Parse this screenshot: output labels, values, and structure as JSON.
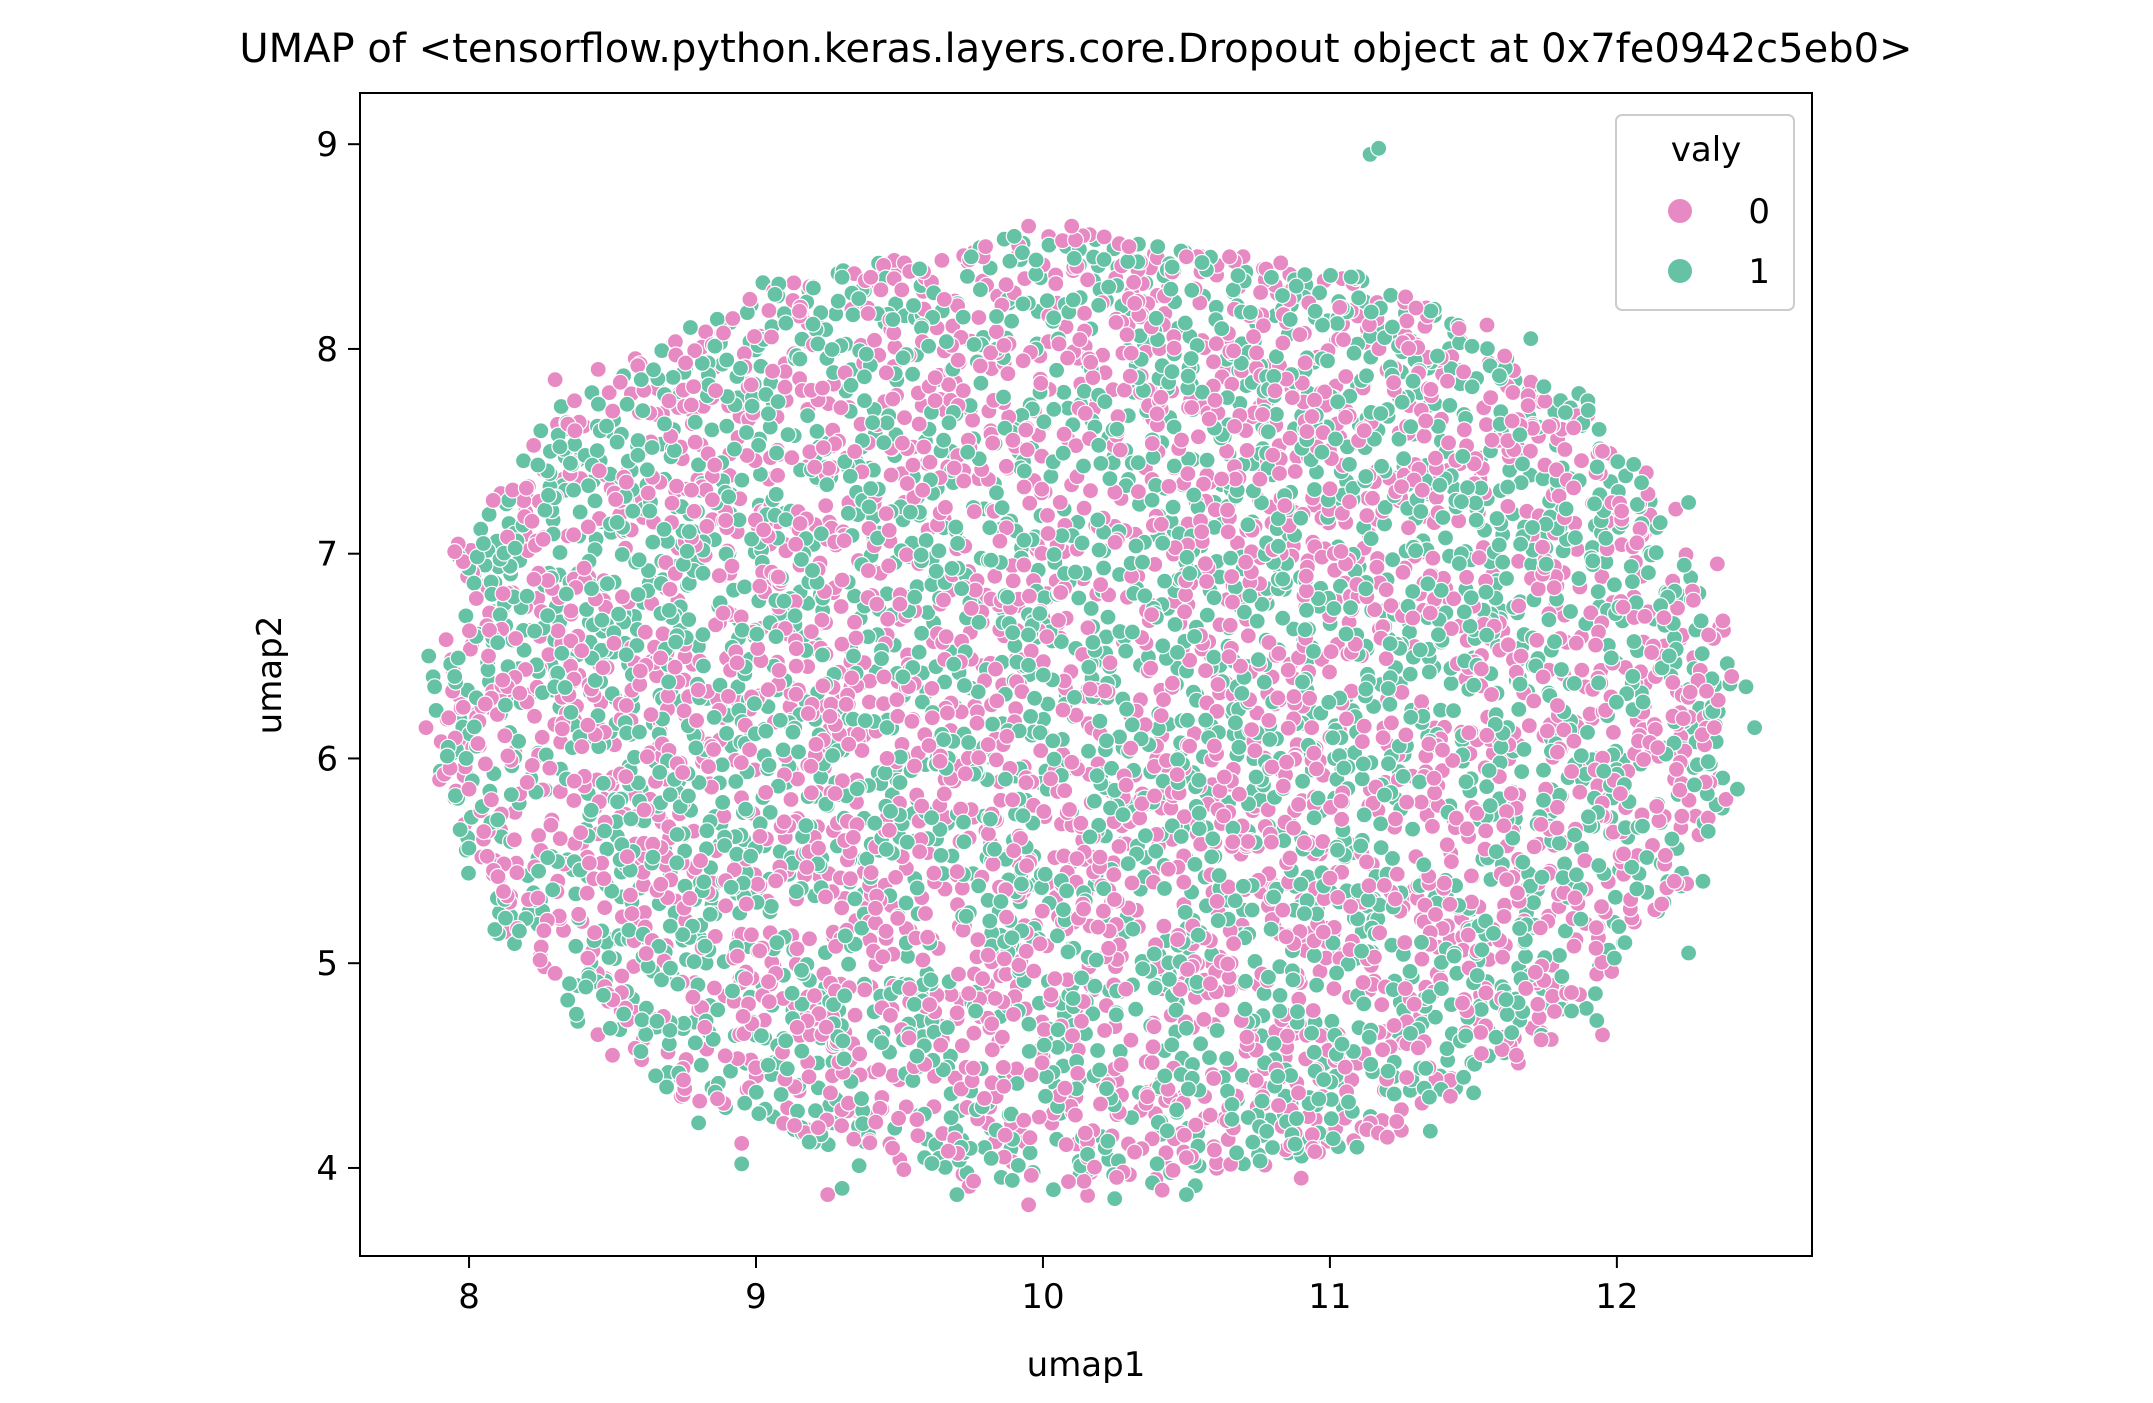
{
  "chart_data": {
    "type": "scatter",
    "title": "UMAP of <tensorflow.python.keras.layers.core.Dropout object at 0x7fe0942c5eb0>",
    "xlabel": "umap1",
    "ylabel": "umap2",
    "xlim": [
      7.62,
      12.68
    ],
    "ylim": [
      3.57,
      9.25
    ],
    "xticks": [
      8,
      9,
      10,
      11,
      12
    ],
    "yticks": [
      4,
      5,
      6,
      7,
      8,
      9
    ],
    "grid": false,
    "legend": {
      "title": "valy",
      "placement": "top-right",
      "entries": [
        {
          "label": "0",
          "color": "#e78ac3"
        },
        {
          "label": "1",
          "color": "#66c2a5"
        }
      ]
    },
    "cloud": {
      "center": [
        10.12,
        6.25
      ],
      "radius_x": 2.3,
      "radius_y": 2.4,
      "point_count_per_class": 3200
    },
    "series": [
      {
        "name": "0",
        "color": "#e78ac3",
        "points": [
          [
            7.85,
            6.15
          ],
          [
            7.92,
            6.58
          ],
          [
            7.95,
            7.01
          ],
          [
            8.2,
            7.32
          ],
          [
            8.3,
            7.85
          ],
          [
            8.45,
            7.9
          ],
          [
            9.4,
            8.35
          ],
          [
            9.8,
            8.5
          ],
          [
            9.95,
            8.6
          ],
          [
            10.1,
            8.6
          ],
          [
            10.3,
            8.5
          ],
          [
            10.5,
            8.45
          ],
          [
            10.65,
            8.45
          ],
          [
            11.3,
            8.2
          ],
          [
            11.45,
            8.1
          ],
          [
            11.95,
            7.5
          ],
          [
            12.35,
            6.95
          ],
          [
            12.4,
            6.4
          ],
          [
            12.38,
            5.8
          ],
          [
            12.2,
            5.4
          ],
          [
            11.95,
            4.65
          ],
          [
            11.65,
            4.55
          ],
          [
            11.42,
            4.35
          ],
          [
            11.2,
            4.15
          ],
          [
            10.9,
            3.95
          ],
          [
            10.5,
            4.05
          ],
          [
            9.95,
            3.82
          ],
          [
            9.25,
            3.87
          ],
          [
            8.95,
            4.12
          ],
          [
            8.5,
            4.55
          ],
          [
            8.3,
            4.95
          ],
          [
            8.12,
            5.35
          ],
          [
            8.0,
            5.85
          ],
          [
            7.98,
            6.25
          ]
        ]
      },
      {
        "name": "1",
        "color": "#66c2a5",
        "points": [
          [
            11.14,
            8.95
          ],
          [
            11.17,
            8.98
          ],
          [
            7.88,
            6.35
          ],
          [
            7.95,
            6.4
          ],
          [
            8.05,
            7.05
          ],
          [
            8.25,
            7.6
          ],
          [
            8.6,
            7.85
          ],
          [
            9.3,
            8.35
          ],
          [
            9.75,
            8.45
          ],
          [
            9.9,
            8.55
          ],
          [
            10.4,
            8.5
          ],
          [
            11.1,
            8.25
          ],
          [
            11.7,
            8.05
          ],
          [
            11.9,
            7.7
          ],
          [
            12.25,
            7.25
          ],
          [
            12.45,
            6.35
          ],
          [
            12.48,
            6.15
          ],
          [
            12.42,
            5.85
          ],
          [
            12.3,
            5.4
          ],
          [
            12.25,
            5.05
          ],
          [
            11.93,
            4.72
          ],
          [
            11.35,
            4.18
          ],
          [
            10.8,
            4.1
          ],
          [
            10.5,
            3.87
          ],
          [
            10.25,
            3.85
          ],
          [
            9.7,
            3.87
          ],
          [
            9.3,
            3.9
          ],
          [
            8.95,
            4.02
          ],
          [
            8.8,
            4.22
          ],
          [
            8.65,
            4.45
          ],
          [
            8.35,
            4.9
          ],
          [
            8.1,
            5.7
          ],
          [
            7.99,
            6.0
          ]
        ]
      }
    ]
  }
}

_ _ _ _

Leave out the pictures and output the rest of the material exactly as written.

**Result**
Parse this screenshot: output labels, values, and structure as JSON.
{
  "chart_data": {
    "type": "scatter",
    "title": "UMAP of <tensorflow.python.keras.layers.core.Dropout object at 0x7fe0942c5eb0>",
    "xlabel": "umap1",
    "ylabel": "umap2",
    "xlim": [
      7.62,
      12.68
    ],
    "ylim": [
      3.57,
      9.25
    ],
    "xticks": [
      8,
      9,
      10,
      11,
      12
    ],
    "yticks": [
      4,
      5,
      6,
      7,
      8,
      9
    ],
    "grid": false,
    "legend": {
      "title": "valy",
      "placement": "top-right",
      "entries": [
        {
          "label": "0",
          "color": "#e78ac3"
        },
        {
          "label": "1",
          "color": "#66c2a5"
        }
      ]
    },
    "cloud": {
      "center": [
        10.12,
        6.25
      ],
      "radius_x": 2.3,
      "radius_y": 2.4,
      "point_count_per_class": 3200
    },
    "series": [
      {
        "name": "0",
        "color": "#e78ac3",
        "points": [
          [
            7.85,
            6.15
          ],
          [
            7.92,
            6.58
          ],
          [
            7.95,
            7.01
          ],
          [
            8.2,
            7.32
          ],
          [
            8.3,
            7.85
          ],
          [
            8.45,
            7.9
          ],
          [
            9.4,
            8.35
          ],
          [
            9.8,
            8.5
          ],
          [
            9.95,
            8.6
          ],
          [
            10.1,
            8.6
          ],
          [
            10.3,
            8.5
          ],
          [
            10.5,
            8.45
          ],
          [
            10.65,
            8.45
          ],
          [
            11.3,
            8.2
          ],
          [
            11.45,
            8.1
          ],
          [
            11.95,
            7.5
          ],
          [
            12.35,
            6.95
          ],
          [
            12.4,
            6.4
          ],
          [
            12.38,
            5.8
          ],
          [
            12.2,
            5.4
          ],
          [
            11.95,
            4.65
          ],
          [
            11.65,
            4.55
          ],
          [
            11.42,
            4.35
          ],
          [
            11.2,
            4.15
          ],
          [
            10.9,
            3.95
          ],
          [
            10.5,
            4.05
          ],
          [
            9.95,
            3.82
          ],
          [
            9.25,
            3.87
          ],
          [
            8.95,
            4.12
          ],
          [
            8.5,
            4.55
          ],
          [
            8.3,
            4.95
          ],
          [
            8.12,
            5.35
          ],
          [
            8.0,
            5.85
          ],
          [
            7.98,
            6.25
          ]
        ]
      },
      {
        "name": "1",
        "color": "#66c2a5",
        "points": [
          [
            11.14,
            8.95
          ],
          [
            11.17,
            8.98
          ],
          [
            7.88,
            6.35
          ],
          [
            7.95,
            6.4
          ],
          [
            8.05,
            7.05
          ],
          [
            8.25,
            7.6
          ],
          [
            8.6,
            7.85
          ],
          [
            9.3,
            8.35
          ],
          [
            9.75,
            8.45
          ],
          [
            9.9,
            8.55
          ],
          [
            10.4,
            8.5
          ],
          [
            11.1,
            8.25
          ],
          [
            11.7,
            8.05
          ],
          [
            11.9,
            7.7
          ],
          [
            12.25,
            7.25
          ],
          [
            12.45,
            6.35
          ],
          [
            12.48,
            6.15
          ],
          [
            12.42,
            5.85
          ],
          [
            12.3,
            5.4
          ],
          [
            12.25,
            5.05
          ],
          [
            11.93,
            4.72
          ],
          [
            11.35,
            4.18
          ],
          [
            10.8,
            4.1
          ],
          [
            10.5,
            3.87
          ],
          [
            10.25,
            3.85
          ],
          [
            9.7,
            3.87
          ],
          [
            9.3,
            3.9
          ],
          [
            8.95,
            4.02
          ],
          [
            8.8,
            4.22
          ],
          [
            8.65,
            4.45
          ],
          [
            8.35,
            4.9
          ],
          [
            8.1,
            5.7
          ],
          [
            7.99,
            6.0
          ]
        ]
      }
    ]
  }
}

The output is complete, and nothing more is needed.